_Opdrachtomschrijving_.
Haal de rijen ongewijzigd uit de invoer. Begin bij de rij met "830, 609, 845)" en stop na de rij met "envelope-icon (460, 203, 472, 215)".
── Invoer opdracht ──
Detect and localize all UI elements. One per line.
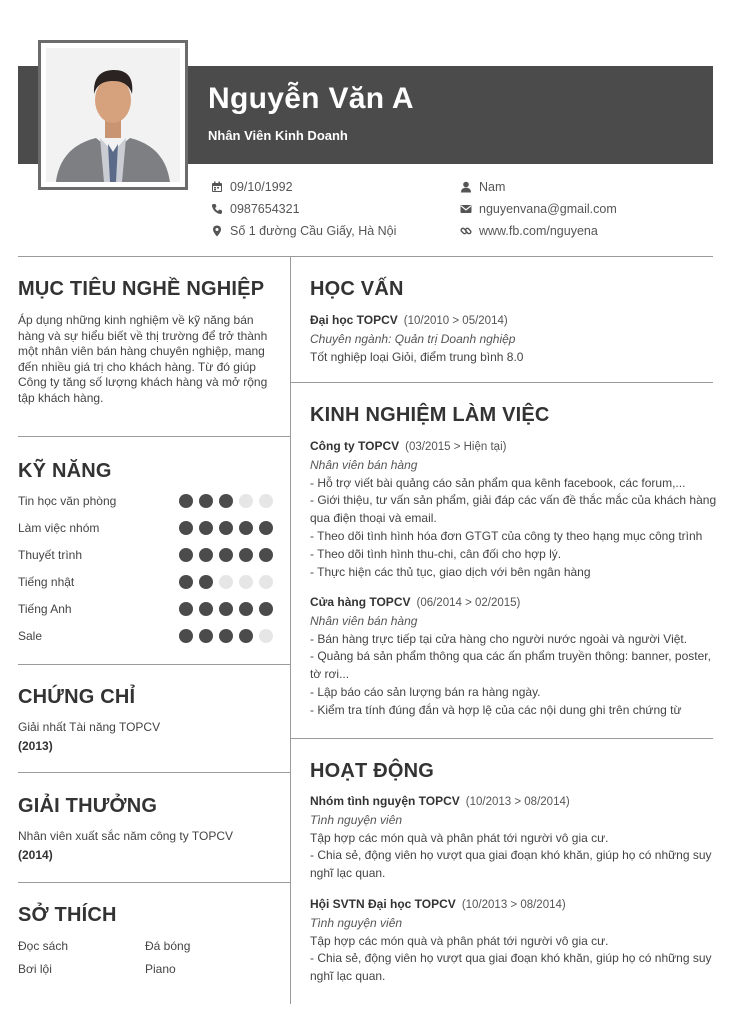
activity-line: Tập hợp các món quà và phân phát tới người vô gia cư. (310, 830, 609, 845)
activity-entry (310, 896, 718, 986)
education-result: Tốt nghiệp loại Giỏi, điểm trung bình 8.0 (310, 349, 524, 364)
skill-row (18, 627, 273, 645)
skill-dot-empty (259, 629, 273, 643)
skill-level (179, 548, 273, 562)
skill-dot-empty (219, 575, 233, 589)
activity-line: - Chia sẻ, động viên họ vượt qua giai đoạn khó khăn, giúp họ có những suy nghĩ lạc quan. (310, 848, 712, 881)
skill-dot-filled (219, 602, 233, 616)
skill-level (179, 629, 273, 643)
activities-heading: HOẠT ĐỘNG (310, 760, 435, 782)
candidate-title: Nhân Viên Kinh Doanh (208, 128, 348, 143)
skill-dot-empty (239, 494, 253, 508)
envelope-icon (460, 203, 472, 215)
job-duty: - Giới thiệu, tư vấn sản phẩm, giải đáp các vấn đề thắc mắc của khách hàng qua điện thoại và email. (310, 493, 717, 526)
phone-text: 0987654321 (230, 202, 300, 216)
certificate-name: Giải nhất Tài năng TOPCV (18, 720, 161, 734)
dob-row (211, 180, 293, 194)
awards-heading: GIẢI THƯỞNG (18, 795, 158, 817)
hobby-item: Piano (145, 962, 176, 976)
objective-heading: MỤC TIÊU NGHỀ NGHIỆP (18, 278, 265, 300)
candidate-name: Nguyễn Văn A (208, 82, 414, 115)
skill-dot-filled (239, 521, 253, 535)
right-divider-2 (290, 738, 713, 739)
job-duty: - Bán hàng trực tiếp tại cửa hàng cho người nước ngoài và người Việt. (310, 631, 688, 646)
activity-org: Hội SVTN Đại học TOPCV (310, 897, 456, 911)
skill-row (18, 600, 273, 618)
skill-dot-filled (259, 602, 273, 616)
user-icon (460, 181, 472, 193)
skill-dot-filled (179, 548, 193, 562)
activity-line: - Chia sẻ, động viên họ vượt qua giai đoạn khó khăn, giúp họ có những suy nghĩ lạc quan. (310, 951, 712, 984)
skill-dot-filled (219, 629, 233, 643)
education-entry (310, 312, 718, 366)
skill-level (179, 575, 273, 589)
skill-row (18, 492, 273, 510)
skill-dot-filled (199, 548, 213, 562)
skill-name: Làm việc nhóm (18, 521, 100, 535)
skill-name: Tin học văn phòng (18, 494, 117, 508)
activity-entry (310, 793, 718, 883)
job-duty: - Lập báo cáo sản lượng bán ra hàng ngày. (310, 684, 541, 699)
hobby-item: Bơi lội (18, 962, 52, 976)
skill-name: Thuyết trình (18, 548, 83, 562)
dob-text: 09/10/1992 (230, 180, 293, 194)
experience-heading: KINH NGHIỆM LÀM VIỆC (310, 404, 550, 426)
phone-row (211, 202, 300, 216)
website-link[interactable]: www.fb.com/nguyena (479, 224, 598, 238)
skill-level (179, 494, 273, 508)
activity-line: Tập hợp các món quà và phân phát tới người vô gia cư. (310, 933, 609, 948)
job-duty: - Thực hiện các thủ tục, giao dịch với bên ngân hàng (310, 564, 591, 579)
right-divider-1 (290, 382, 713, 383)
skill-row (18, 573, 273, 591)
job-duty: - Kiểm tra tính đúng đắn và hợp lệ của các nội dung ghi trên chứng từ (310, 702, 682, 717)
calendar-icon (211, 181, 223, 193)
hobby-item: Đọc sách (18, 939, 69, 953)
skill-dot-empty (259, 494, 273, 508)
email-row (460, 202, 617, 216)
skill-dot-filled (179, 602, 193, 616)
skill-row (18, 519, 273, 537)
person-portrait-icon (46, 48, 180, 182)
skill-dot-empty (239, 575, 253, 589)
skill-dot-filled (179, 494, 193, 508)
skill-dot-filled (219, 521, 233, 535)
job-duty: - Quảng bá sản phẩm thông qua các ấn phẩm truyền thông: banner, poster, tờ rơi... (310, 649, 711, 682)
skill-dot-filled (219, 494, 233, 508)
left-divider-2 (18, 664, 290, 665)
skill-dot-filled (239, 629, 253, 643)
education-school: Đại học TOPCV (310, 313, 398, 327)
column-divider (290, 256, 291, 1004)
education-period: (10/2010 > 05/2014) (403, 315, 508, 327)
hobbies-heading: SỞ THÍCH (18, 904, 117, 926)
website-row (460, 224, 598, 238)
award-name: Nhân viên xuất sắc năm công ty TOPCV (18, 829, 233, 843)
skill-dot-filled (199, 575, 213, 589)
skill-name: Sale (18, 629, 43, 643)
map-marker-icon (211, 225, 223, 237)
hobby-item: Đá bóng (145, 939, 191, 953)
skill-level (179, 521, 273, 535)
skill-dot-filled (259, 521, 273, 535)
job-org: Công ty TOPCV (310, 439, 400, 453)
job-role: Nhân viên bán hàng (310, 613, 418, 628)
email-link[interactable]: nguyenvana@gmail.com (479, 202, 617, 216)
activity-period: (10/2013 > 08/2014) (465, 796, 570, 808)
skill-name: Tiếng Anh (18, 602, 72, 616)
activity-period: (10/2013 > 08/2014) (461, 899, 566, 911)
gender-row (460, 180, 505, 194)
activity-role: Tình nguyện viên (310, 915, 403, 930)
skill-level (179, 602, 273, 616)
phone-icon (211, 203, 223, 215)
skill-dot-filled (179, 629, 193, 643)
skill-dot-filled (219, 548, 233, 562)
job-period: (03/2015 > Hiện tại) (405, 441, 507, 453)
skill-name: Tiếng nhật (18, 575, 75, 589)
skill-dot-filled (199, 602, 213, 616)
skill-dot-filled (199, 629, 213, 643)
gender-text: Nam (479, 180, 506, 194)
skill-dot-filled (239, 548, 253, 562)
job-role: Nhân viên bán hàng (310, 457, 418, 472)
left-divider-1 (18, 436, 290, 437)
skill-dot-filled (179, 575, 193, 589)
left-divider-4 (18, 882, 290, 883)
skill-row (18, 546, 273, 564)
job-org: Cửa hàng TOPCV (310, 595, 411, 609)
activity-org: Nhóm tình nguyện TOPCV (310, 794, 460, 808)
job-duty: - Theo dõi tình hình thu-chi, cân đối cho hợp lý. (310, 546, 562, 561)
job-duty: - Hỗ trợ viết bài quảng cáo sản phẩm qua kênh facebook, các forum,... (310, 475, 686, 490)
skills-heading: KỸ NĂNG (18, 460, 112, 482)
experience-entry (310, 438, 718, 581)
education-heading: HỌC VẤN (310, 278, 404, 300)
skill-dot-filled (199, 494, 213, 508)
address-text: Số 1 đường Cầu Giấy, Hà Nội (230, 224, 397, 238)
objective-text: Áp dụng những kinh nghiệm về kỹ năng bán hàng và sự hiểu biết về thị trường để trở thành một nhân viên bán hàng chuyên nghiệp, mang đến nhiều giá trị cho khách hàng. Từ đó giúp Công ty tăng số lượng khách hàng và mở rộng tập khách hàng. (18, 313, 268, 405)
skill-dot-filled (199, 521, 213, 535)
skill-dot-filled (239, 602, 253, 616)
link-icon (460, 225, 472, 237)
certificate-year: (2013) (18, 739, 53, 753)
experience-entry (310, 594, 718, 720)
job-duty: - Theo dõi tình hình hóa đơn GTGT của công ty theo hạng mục công trình (310, 528, 703, 543)
education-major: Chuyên ngành: Quản trị Doanh nghiệp (310, 331, 516, 346)
award-year: (2014) (18, 848, 53, 862)
header-divider (18, 256, 713, 257)
skill-dot-empty (259, 575, 273, 589)
address-row (211, 224, 396, 238)
certificates-heading: CHỨNG CHỈ (18, 686, 136, 708)
profile-photo (38, 40, 188, 190)
left-divider-3 (18, 772, 290, 773)
skill-dot-filled (259, 548, 273, 562)
job-period: (06/2014 > 02/2015) (416, 597, 521, 609)
activity-role: Tình nguyện viên (310, 812, 403, 827)
skill-dot-filled (179, 521, 193, 535)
───
_Antwoord op opgave_.
activity-line: Tập hợp các món quà và phân phát tới người vô gia cư. (310, 830, 609, 845)
activity-entry (310, 896, 718, 986)
education-result: Tốt nghiệp loại Giỏi, điểm trung bình 8.0 (310, 349, 524, 364)
skill-row (18, 627, 273, 645)
skill-dot-empty (259, 629, 273, 643)
skill-level (179, 548, 273, 562)
skill-dot-empty (219, 575, 233, 589)
activity-line: - Chia sẻ, động viên họ vượt qua giai đoạn khó khăn, giúp họ có những suy nghĩ lạc quan. (310, 848, 712, 881)
skill-dot-filled (219, 602, 233, 616)
skill-level (179, 629, 273, 643)
activities-heading: HOẠT ĐỘNG (310, 760, 435, 782)
candidate-title: Nhân Viên Kinh Doanh (208, 128, 348, 143)
skill-dot-empty (239, 494, 253, 508)
envelope-icon (460, 203, 472, 215)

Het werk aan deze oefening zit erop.